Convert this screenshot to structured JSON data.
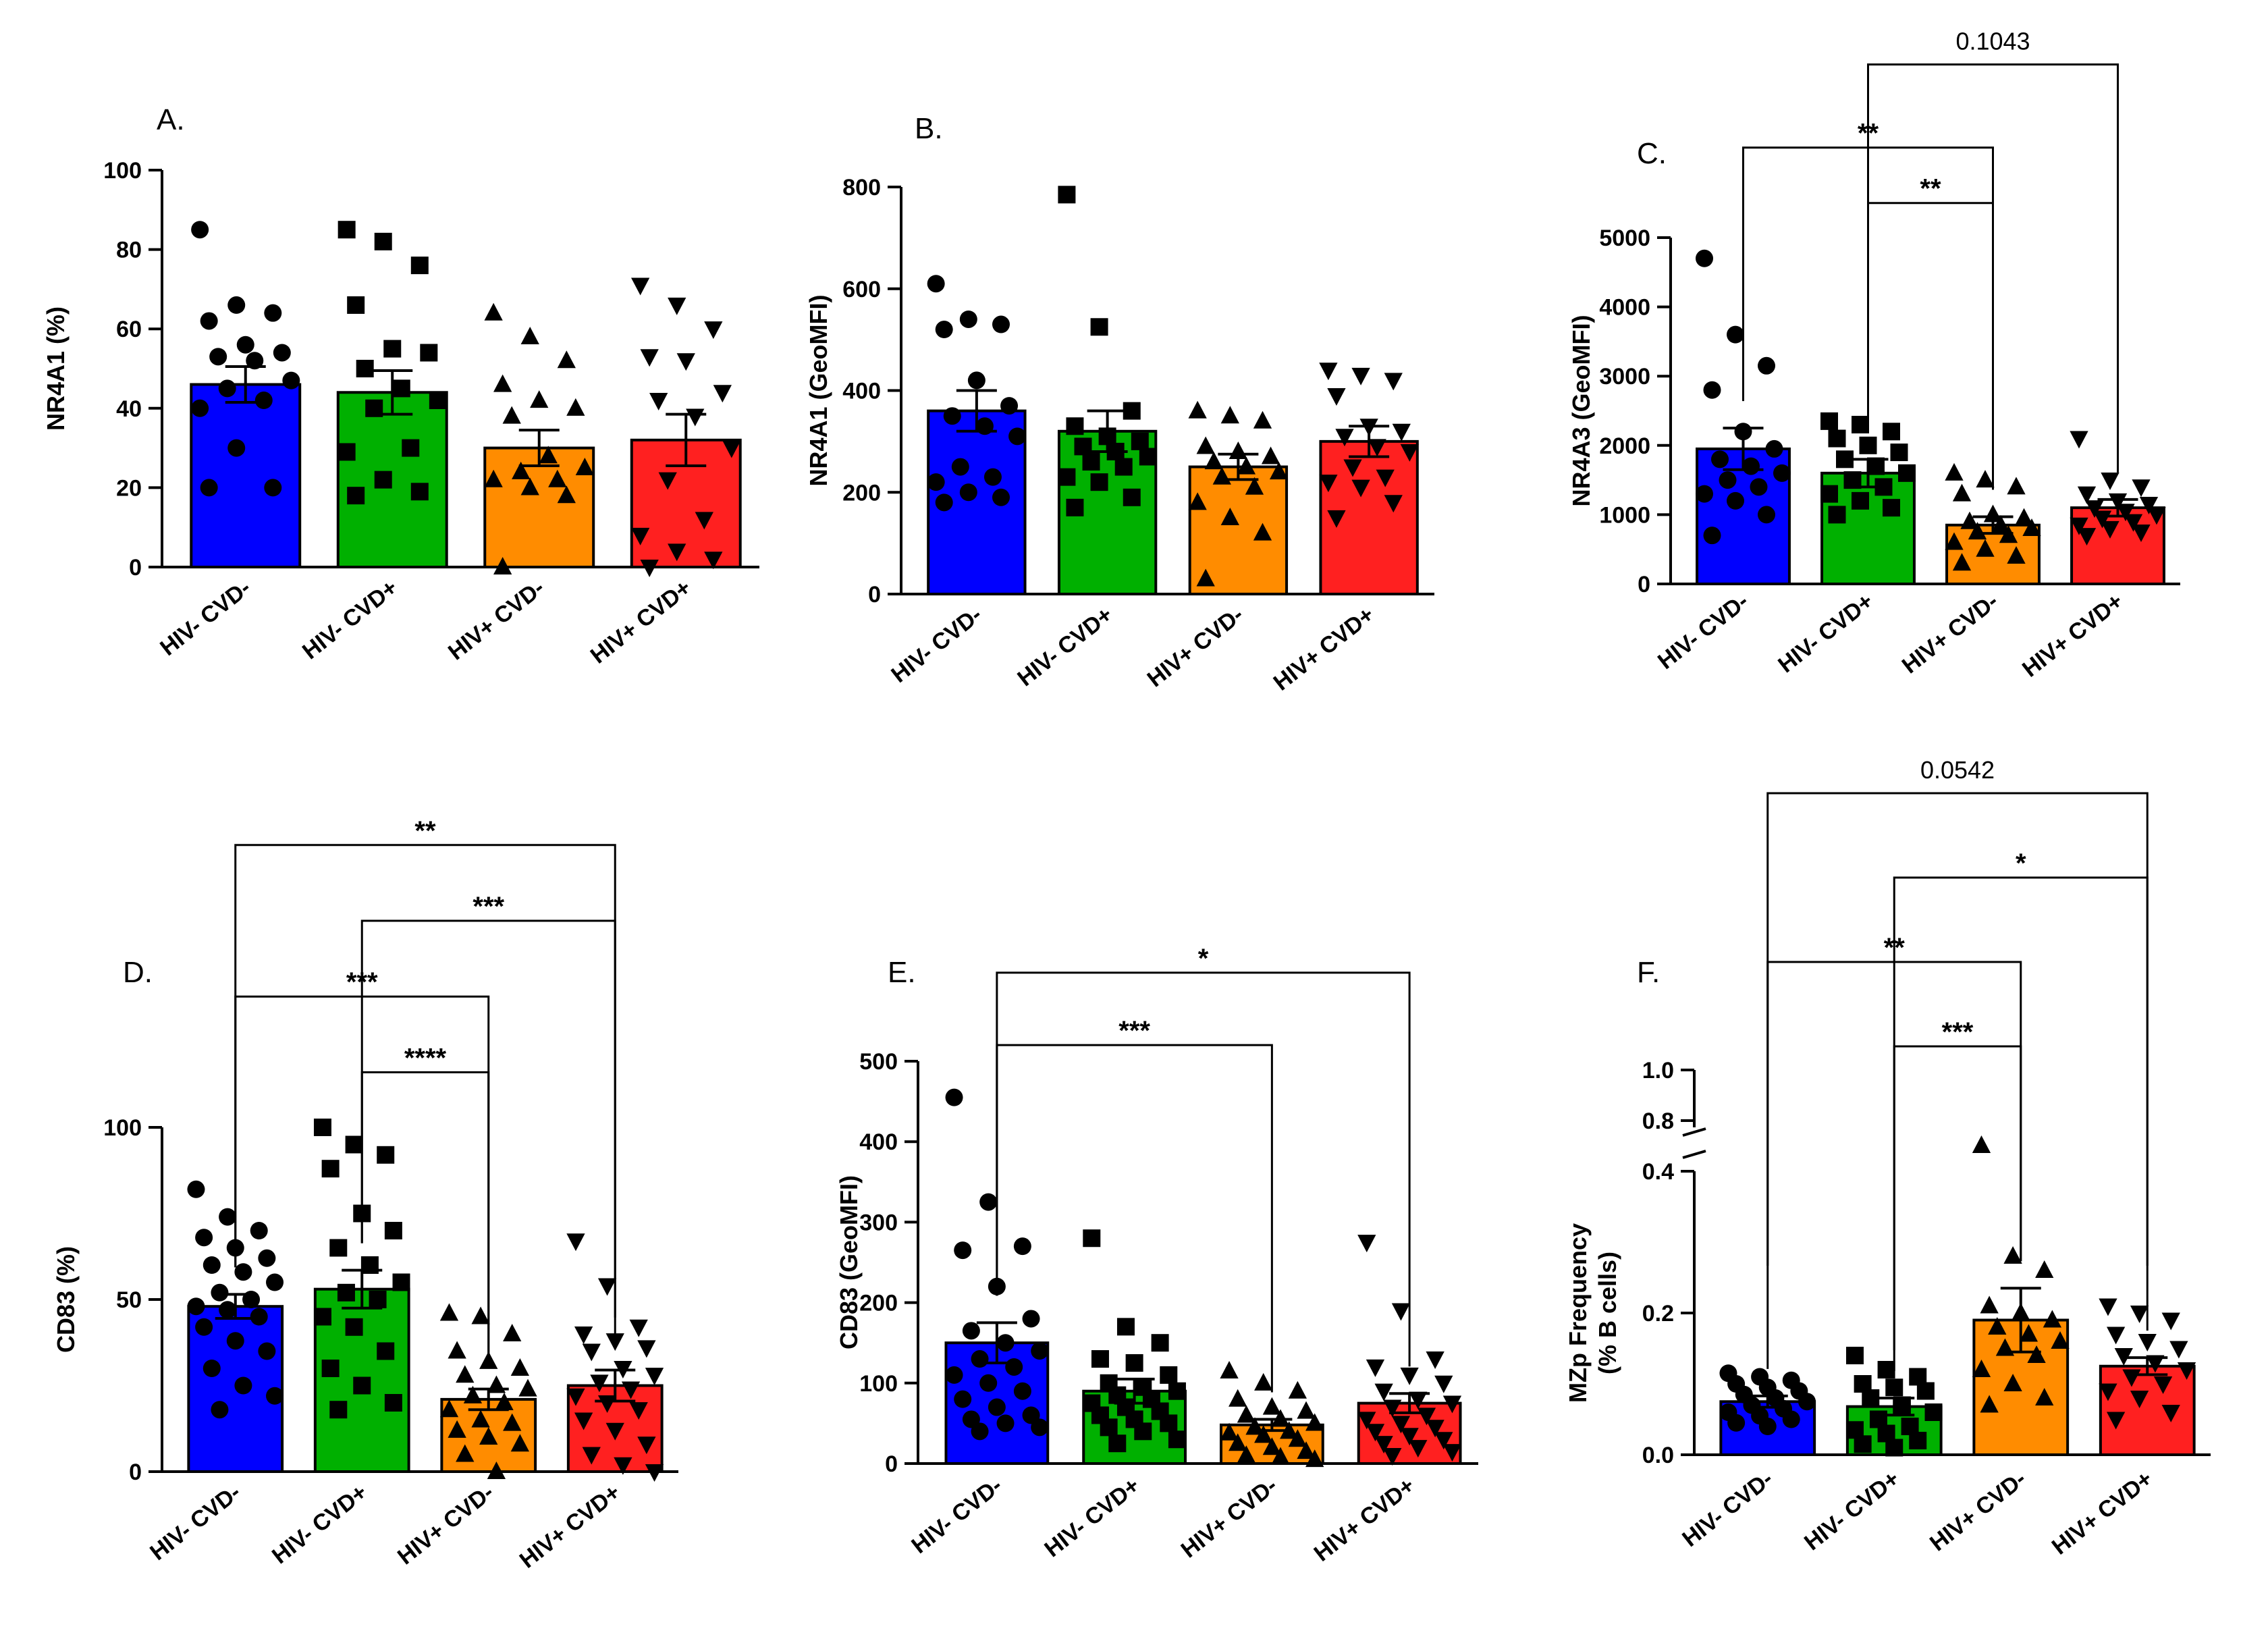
{
  "figure": {
    "colors": {
      "HIV- CVD-": "#0000ff",
      "HIV- CVD+": "#00b000",
      "HIV+ CVD-": "#ff8c00",
      "HIV+ CVD+": "#ff2020",
      "axis": "#000000"
    }
  },
  "chart_data": [
    {
      "panel": "A.",
      "type": "bar",
      "ylabel": "NR4A1 (%)",
      "ylim": [
        0,
        100
      ],
      "yticks": [
        0,
        20,
        40,
        60,
        80,
        100
      ],
      "categories": [
        "HIV- CVD-",
        "HIV- CVD+",
        "HIV+ CVD-",
        "HIV+ CVD+"
      ],
      "values": [
        46,
        44,
        30,
        32
      ],
      "sem": [
        4.5,
        5.5,
        4.5,
        6.5
      ],
      "markers": [
        "circle",
        "square",
        "triangle-up",
        "triangle-down"
      ],
      "points": [
        [
          85,
          66,
          64,
          62,
          56,
          54,
          53,
          52,
          47,
          45,
          42,
          40,
          30,
          20,
          20
        ],
        [
          85,
          82,
          76,
          66,
          55,
          54,
          50,
          45,
          42,
          40,
          30,
          29,
          22,
          19,
          18
        ],
        [
          64,
          58,
          52,
          46,
          42,
          40,
          38,
          28,
          25,
          24,
          22,
          22,
          20,
          18,
          0
        ],
        [
          71,
          66,
          60,
          53,
          52,
          44,
          42,
          38,
          30,
          22,
          12,
          8,
          4,
          2,
          0
        ]
      ],
      "significance": []
    },
    {
      "panel": "B.",
      "type": "bar",
      "ylabel": "NR4A1 (GeoMFI)",
      "ylim": [
        0,
        800
      ],
      "yticks": [
        0,
        200,
        400,
        600,
        800
      ],
      "categories": [
        "HIV- CVD-",
        "HIV- CVD+",
        "HIV+ CVD-",
        "HIV+ CVD+"
      ],
      "values": [
        360,
        320,
        250,
        300
      ],
      "sem": [
        40,
        40,
        25,
        30
      ],
      "markers": [
        "circle",
        "square",
        "triangle-up",
        "triangle-down"
      ],
      "points": [
        [
          610,
          540,
          530,
          520,
          420,
          370,
          350,
          330,
          310,
          250,
          230,
          220,
          200,
          190,
          180
        ],
        [
          785,
          525,
          360,
          330,
          310,
          300,
          290,
          280,
          270,
          260,
          250,
          230,
          220,
          190,
          170
        ],
        [
          360,
          350,
          340,
          290,
          280,
          270,
          260,
          250,
          240,
          230,
          210,
          180,
          150,
          120,
          30
        ],
        [
          440,
          430,
          420,
          390,
          330,
          320,
          310,
          290,
          280,
          250,
          230,
          220,
          210,
          180,
          150
        ]
      ],
      "significance": []
    },
    {
      "panel": "C.",
      "type": "bar",
      "ylabel": "NR4A3 (GeoMFI)",
      "ylim": [
        0,
        5000
      ],
      "yticks": [
        0,
        1000,
        2000,
        3000,
        4000,
        5000
      ],
      "categories": [
        "HIV- CVD-",
        "HIV- CVD+",
        "HIV+ CVD-",
        "HIV+ CVD+"
      ],
      "values": [
        1950,
        1600,
        850,
        1100
      ],
      "sem": [
        300,
        200,
        120,
        120
      ],
      "markers": [
        "circle",
        "square",
        "triangle-up",
        "triangle-down"
      ],
      "points": [
        [
          4700,
          3600,
          3150,
          2800,
          2200,
          1950,
          1800,
          1700,
          1600,
          1500,
          1400,
          1300,
          1200,
          1000,
          700
        ],
        [
          2350,
          2300,
          2200,
          2100,
          2000,
          1900,
          1800,
          1700,
          1600,
          1500,
          1400,
          1300,
          1200,
          1100,
          1000
        ],
        [
          1600,
          1500,
          1400,
          1300,
          1000,
          950,
          900,
          850,
          800,
          750,
          700,
          600,
          500,
          400,
          300
        ],
        [
          2100,
          1500,
          1400,
          1300,
          1200,
          1150,
          1100,
          1050,
          1000,
          950,
          900,
          850,
          800,
          750,
          700
        ]
      ],
      "significance": [
        {
          "from": 0,
          "to": 2,
          "label": "**",
          "y": 6300
        },
        {
          "from": 1,
          "to": 2,
          "label": "**",
          "y": 5500
        },
        {
          "from": 1,
          "to": 3,
          "label": "0.1043",
          "y": 7500
        }
      ]
    },
    {
      "panel": "D.",
      "type": "bar",
      "ylabel": "CD83 (%)",
      "ylim": [
        0,
        100
      ],
      "yticks": [
        0,
        50,
        100
      ],
      "categories": [
        "HIV- CVD-",
        "HIV- CVD+",
        "HIV+ CVD-",
        "HIV+ CVD+"
      ],
      "values": [
        48,
        53,
        21,
        25
      ],
      "sem": [
        3.5,
        5.5,
        3,
        4.5
      ],
      "markers": [
        "circle",
        "square",
        "triangle-up",
        "triangle-down"
      ],
      "points": [
        [
          82,
          74,
          70,
          68,
          65,
          62,
          60,
          58,
          55,
          52,
          50,
          48,
          47,
          45,
          42,
          38,
          35,
          30,
          25,
          22,
          18
        ],
        [
          100,
          95,
          92,
          88,
          75,
          70,
          65,
          60,
          55,
          52,
          50,
          45,
          42,
          35,
          30,
          25,
          20,
          18
        ],
        [
          46,
          45,
          40,
          35,
          32,
          30,
          28,
          25,
          24,
          22,
          20,
          18,
          15,
          14,
          12,
          10,
          8,
          5,
          0
        ],
        [
          67,
          54,
          42,
          40,
          38,
          36,
          35,
          30,
          28,
          26,
          24,
          22,
          20,
          18,
          15,
          12,
          8,
          5,
          2,
          0
        ]
      ],
      "significance": [
        {
          "from": 1,
          "to": 2,
          "label": "****",
          "y": 116
        },
        {
          "from": 0,
          "to": 2,
          "label": "***",
          "y": 138
        },
        {
          "from": 1,
          "to": 3,
          "label": "***",
          "y": 160
        },
        {
          "from": 0,
          "to": 3,
          "label": "**",
          "y": 182
        }
      ]
    },
    {
      "panel": "E.",
      "type": "bar",
      "ylabel": "CD83 (GeoMFI)",
      "ylim": [
        0,
        500
      ],
      "yticks": [
        0,
        100,
        200,
        300,
        400,
        500
      ],
      "categories": [
        "HIV- CVD-",
        "HIV- CVD+",
        "HIV+ CVD-",
        "HIV+ CVD+"
      ],
      "values": [
        150,
        90,
        48,
        75
      ],
      "sem": [
        25,
        15,
        7,
        12
      ],
      "markers": [
        "circle",
        "square",
        "triangle-up",
        "triangle-down"
      ],
      "points": [
        [
          455,
          325,
          270,
          265,
          220,
          180,
          165,
          150,
          140,
          130,
          120,
          110,
          100,
          90,
          80,
          70,
          60,
          55,
          50,
          45,
          40
        ],
        [
          280,
          170,
          150,
          130,
          125,
          110,
          100,
          95,
          90,
          85,
          80,
          75,
          70,
          65,
          60,
          55,
          50,
          45,
          40,
          30,
          25
        ],
        [
          115,
          100,
          90,
          80,
          70,
          65,
          60,
          55,
          50,
          45,
          40,
          38,
          35,
          30,
          25,
          20,
          15,
          10,
          8,
          5
        ],
        [
          275,
          190,
          130,
          120,
          110,
          100,
          90,
          80,
          75,
          70,
          60,
          55,
          50,
          45,
          40,
          35,
          30,
          25,
          20,
          15,
          10
        ]
      ],
      "significance": [
        {
          "from": 0,
          "to": 2,
          "label": "***",
          "y": 520
        },
        {
          "from": 0,
          "to": 3,
          "label": "*",
          "y": 610
        }
      ]
    },
    {
      "panel": "F.",
      "type": "bar",
      "ylabel": "MZp Frequency\n(% B cells)",
      "yaxis_break": true,
      "ylim": [
        0,
        0.4
      ],
      "ylim_upper": [
        0.8,
        1.0
      ],
      "yticks": [
        0.0,
        0.2,
        0.4
      ],
      "yticks_upper": [
        0.8,
        1.0
      ],
      "categories": [
        "HIV- CVD-",
        "HIV- CVD+",
        "HIV+ CVD-",
        "HIV+ CVD+"
      ],
      "values": [
        0.075,
        0.068,
        0.19,
        0.125
      ],
      "sem": [
        0.008,
        0.012,
        0.045,
        0.012
      ],
      "markers": [
        "circle",
        "square",
        "triangle-up",
        "triangle-down"
      ],
      "points": [
        [
          0.115,
          0.11,
          0.105,
          0.1,
          0.095,
          0.09,
          0.085,
          0.08,
          0.075,
          0.07,
          0.065,
          0.06,
          0.055,
          0.05,
          0.045,
          0.04
        ],
        [
          0.14,
          0.12,
          0.11,
          0.1,
          0.095,
          0.09,
          0.08,
          0.07,
          0.06,
          0.05,
          0.04,
          0.035,
          0.03,
          0.02,
          0.015,
          0.01
        ],
        [
          0.78,
          0.28,
          0.26,
          0.21,
          0.2,
          0.19,
          0.18,
          0.17,
          0.16,
          0.15,
          0.14,
          0.12,
          0.1,
          0.08,
          0.07
        ],
        [
          0.21,
          0.2,
          0.19,
          0.17,
          0.16,
          0.15,
          0.14,
          0.13,
          0.12,
          0.11,
          0.1,
          0.09,
          0.08,
          0.06,
          0.05
        ]
      ],
      "significance": [
        {
          "from": 1,
          "to": 2,
          "label": "***",
          "y": 1.0
        },
        {
          "from": 0,
          "to": 2,
          "label": "**",
          "y": 1.14
        },
        {
          "from": 1,
          "to": 3,
          "label": "*",
          "y": 1.28
        },
        {
          "from": 0,
          "to": 3,
          "label": "0.0542",
          "y": 1.42
        }
      ]
    }
  ]
}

——————————

*Exercise details*
Lines with "GeoMFI": return each one from the data above.

*Exercise solution*
      "ylabel": "NR4A1 (GeoMFI)",
      "ylabel": "NR4A3 (GeoMFI)",
      "ylabel": "CD83 (GeoMFI)",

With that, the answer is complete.